— What is required —
Check each line for the word "Pithecellobium" and report how many have it. Give nothing else.
····················
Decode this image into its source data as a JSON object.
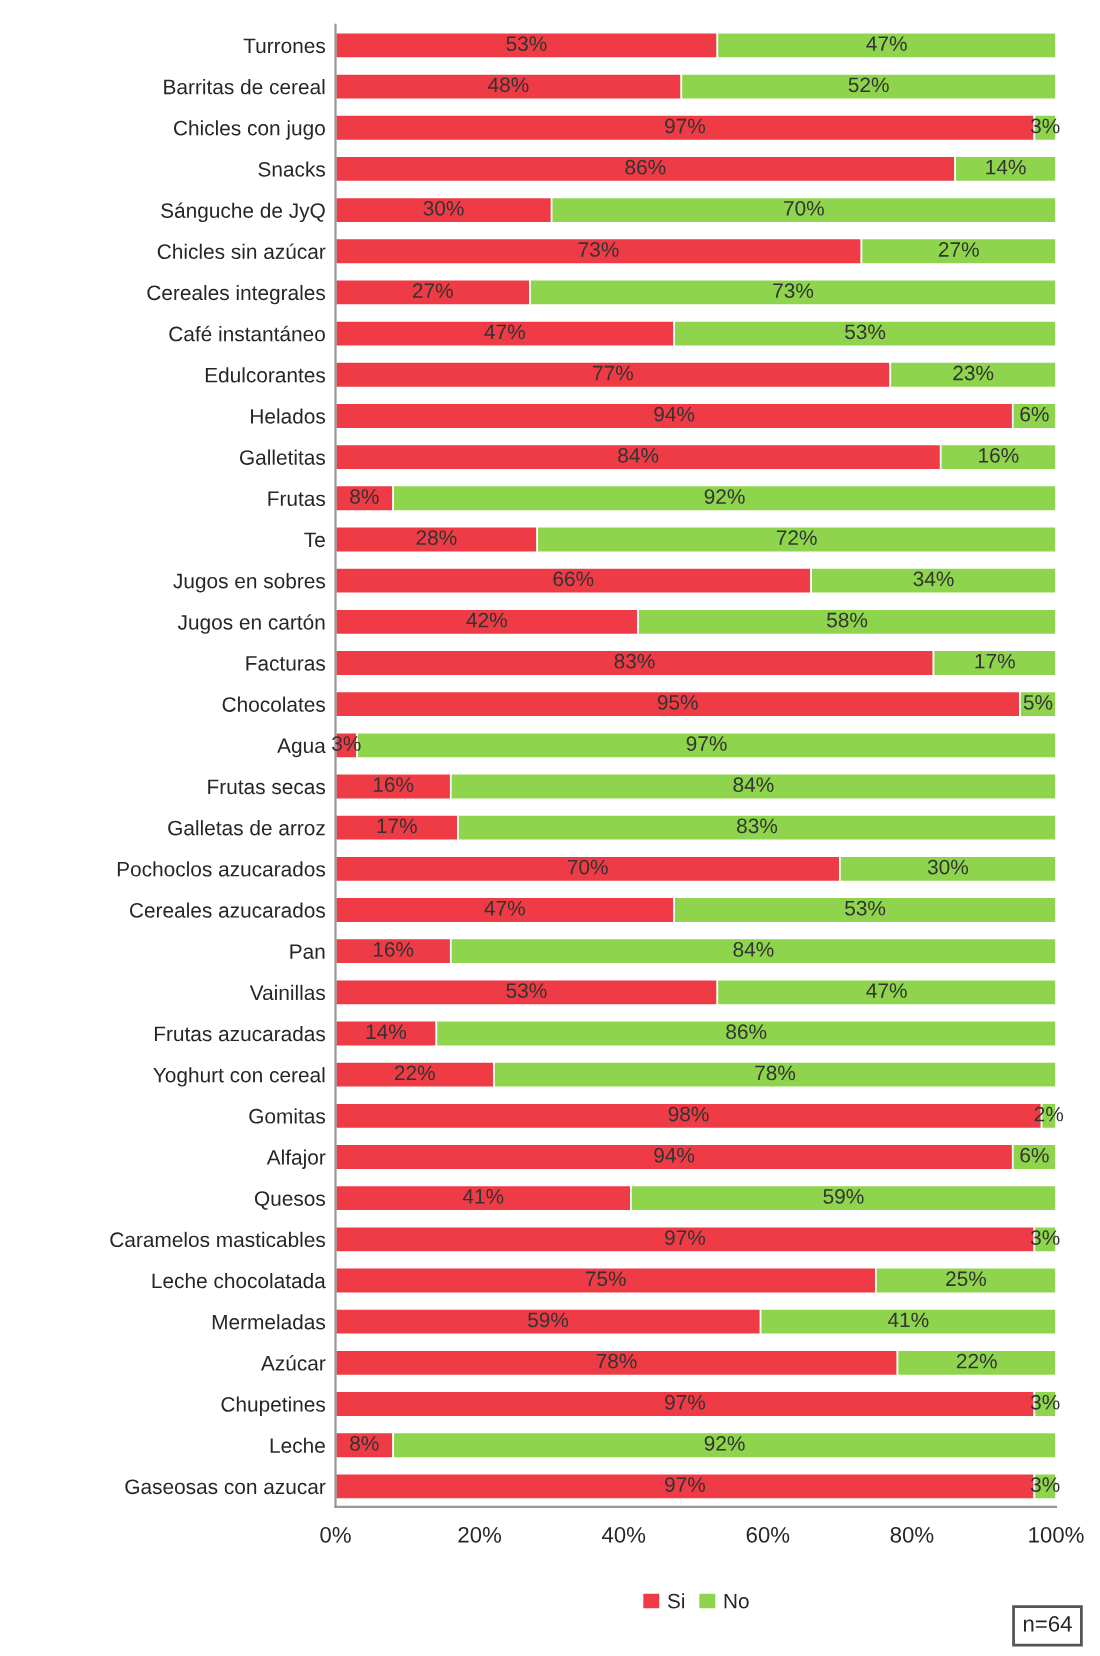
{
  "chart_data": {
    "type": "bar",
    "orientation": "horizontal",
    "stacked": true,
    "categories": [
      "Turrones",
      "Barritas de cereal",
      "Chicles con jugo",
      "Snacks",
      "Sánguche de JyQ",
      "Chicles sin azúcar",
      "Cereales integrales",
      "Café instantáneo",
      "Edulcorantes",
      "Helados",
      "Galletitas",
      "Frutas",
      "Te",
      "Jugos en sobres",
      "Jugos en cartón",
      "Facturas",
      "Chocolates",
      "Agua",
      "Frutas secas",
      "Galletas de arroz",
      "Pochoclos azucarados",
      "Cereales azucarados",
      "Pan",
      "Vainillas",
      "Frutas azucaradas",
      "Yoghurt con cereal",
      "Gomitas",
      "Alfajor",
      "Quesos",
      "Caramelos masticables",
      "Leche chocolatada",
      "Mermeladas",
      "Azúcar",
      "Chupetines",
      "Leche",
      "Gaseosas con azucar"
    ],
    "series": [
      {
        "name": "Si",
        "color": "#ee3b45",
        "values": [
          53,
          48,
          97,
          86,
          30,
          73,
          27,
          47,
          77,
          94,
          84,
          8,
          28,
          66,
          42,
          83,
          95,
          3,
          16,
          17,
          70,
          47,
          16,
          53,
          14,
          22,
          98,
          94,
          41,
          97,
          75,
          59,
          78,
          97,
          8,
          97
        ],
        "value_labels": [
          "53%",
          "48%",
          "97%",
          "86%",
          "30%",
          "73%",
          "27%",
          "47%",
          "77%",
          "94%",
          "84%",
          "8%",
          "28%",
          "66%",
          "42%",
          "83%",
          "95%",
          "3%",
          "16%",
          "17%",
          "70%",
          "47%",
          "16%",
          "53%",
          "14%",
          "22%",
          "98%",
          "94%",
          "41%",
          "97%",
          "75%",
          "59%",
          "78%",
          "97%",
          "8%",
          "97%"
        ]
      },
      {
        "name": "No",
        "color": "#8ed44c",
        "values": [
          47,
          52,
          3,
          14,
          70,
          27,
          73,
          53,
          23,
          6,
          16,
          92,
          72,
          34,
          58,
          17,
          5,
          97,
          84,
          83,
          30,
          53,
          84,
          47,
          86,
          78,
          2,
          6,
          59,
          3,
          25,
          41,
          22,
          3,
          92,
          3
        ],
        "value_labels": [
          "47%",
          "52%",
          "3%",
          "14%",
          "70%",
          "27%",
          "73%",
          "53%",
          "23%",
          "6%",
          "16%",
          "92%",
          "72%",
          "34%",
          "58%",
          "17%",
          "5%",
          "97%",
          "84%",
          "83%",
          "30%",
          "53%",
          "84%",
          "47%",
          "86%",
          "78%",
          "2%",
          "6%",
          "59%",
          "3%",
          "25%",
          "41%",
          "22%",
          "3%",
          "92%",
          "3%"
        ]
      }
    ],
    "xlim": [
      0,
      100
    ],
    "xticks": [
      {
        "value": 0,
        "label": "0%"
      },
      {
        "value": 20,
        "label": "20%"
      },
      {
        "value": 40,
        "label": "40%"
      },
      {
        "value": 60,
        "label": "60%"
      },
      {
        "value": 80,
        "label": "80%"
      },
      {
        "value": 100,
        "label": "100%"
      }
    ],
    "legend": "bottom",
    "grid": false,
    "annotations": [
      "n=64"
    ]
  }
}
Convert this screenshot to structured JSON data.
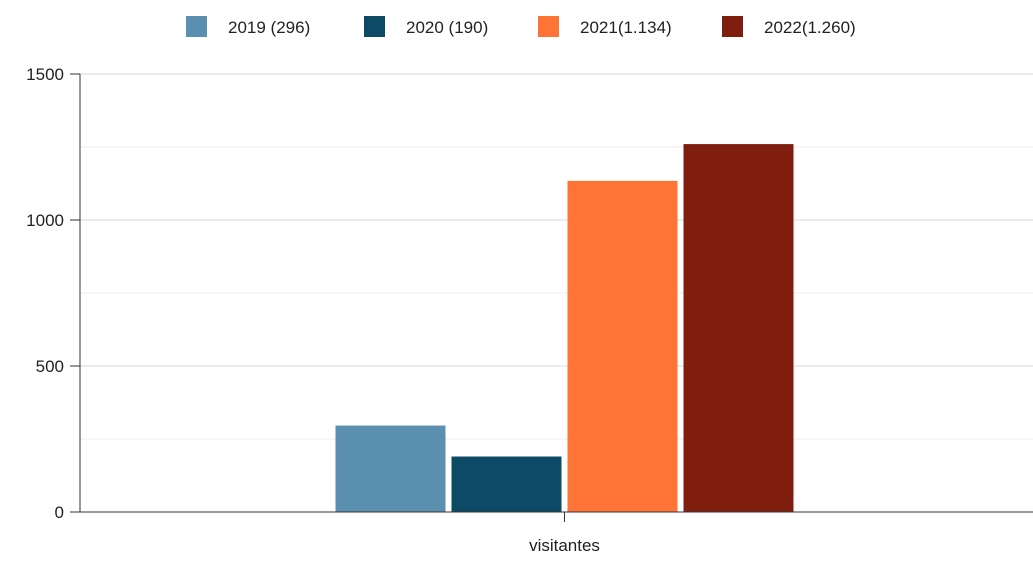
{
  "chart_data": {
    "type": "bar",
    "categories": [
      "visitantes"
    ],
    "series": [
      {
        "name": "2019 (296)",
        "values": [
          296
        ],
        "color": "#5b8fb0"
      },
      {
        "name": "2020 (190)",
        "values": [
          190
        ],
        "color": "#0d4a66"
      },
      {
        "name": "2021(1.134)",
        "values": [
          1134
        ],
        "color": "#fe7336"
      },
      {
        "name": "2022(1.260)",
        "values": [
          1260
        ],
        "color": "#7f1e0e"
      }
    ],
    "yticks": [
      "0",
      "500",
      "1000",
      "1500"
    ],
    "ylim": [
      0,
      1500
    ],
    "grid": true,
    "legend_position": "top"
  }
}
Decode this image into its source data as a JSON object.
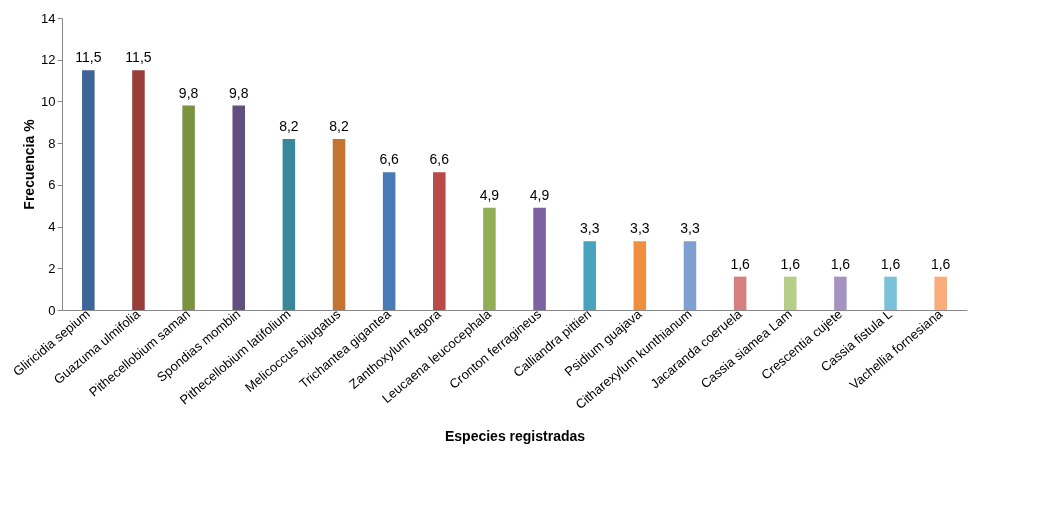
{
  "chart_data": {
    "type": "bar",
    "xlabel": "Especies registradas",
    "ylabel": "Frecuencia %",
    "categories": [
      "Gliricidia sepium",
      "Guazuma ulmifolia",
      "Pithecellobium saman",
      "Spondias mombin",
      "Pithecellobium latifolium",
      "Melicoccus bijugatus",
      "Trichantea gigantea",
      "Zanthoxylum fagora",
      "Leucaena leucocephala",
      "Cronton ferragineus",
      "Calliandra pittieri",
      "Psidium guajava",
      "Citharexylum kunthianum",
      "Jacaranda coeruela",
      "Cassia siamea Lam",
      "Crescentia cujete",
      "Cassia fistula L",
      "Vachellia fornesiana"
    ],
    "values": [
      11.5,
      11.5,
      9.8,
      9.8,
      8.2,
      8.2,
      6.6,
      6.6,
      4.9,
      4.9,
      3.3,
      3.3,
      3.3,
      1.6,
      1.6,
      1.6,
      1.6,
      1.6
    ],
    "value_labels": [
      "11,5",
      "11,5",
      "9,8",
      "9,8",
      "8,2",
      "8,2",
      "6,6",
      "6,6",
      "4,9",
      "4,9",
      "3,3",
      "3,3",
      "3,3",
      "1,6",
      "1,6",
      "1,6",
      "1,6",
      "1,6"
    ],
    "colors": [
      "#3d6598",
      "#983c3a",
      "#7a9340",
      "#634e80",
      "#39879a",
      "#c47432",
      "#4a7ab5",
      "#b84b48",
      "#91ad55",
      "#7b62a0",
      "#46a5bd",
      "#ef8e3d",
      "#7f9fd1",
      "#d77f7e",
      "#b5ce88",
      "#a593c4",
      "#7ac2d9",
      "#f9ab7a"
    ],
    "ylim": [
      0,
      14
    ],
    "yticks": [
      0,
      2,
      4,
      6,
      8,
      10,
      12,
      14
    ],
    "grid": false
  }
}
····················
— Correct result —
2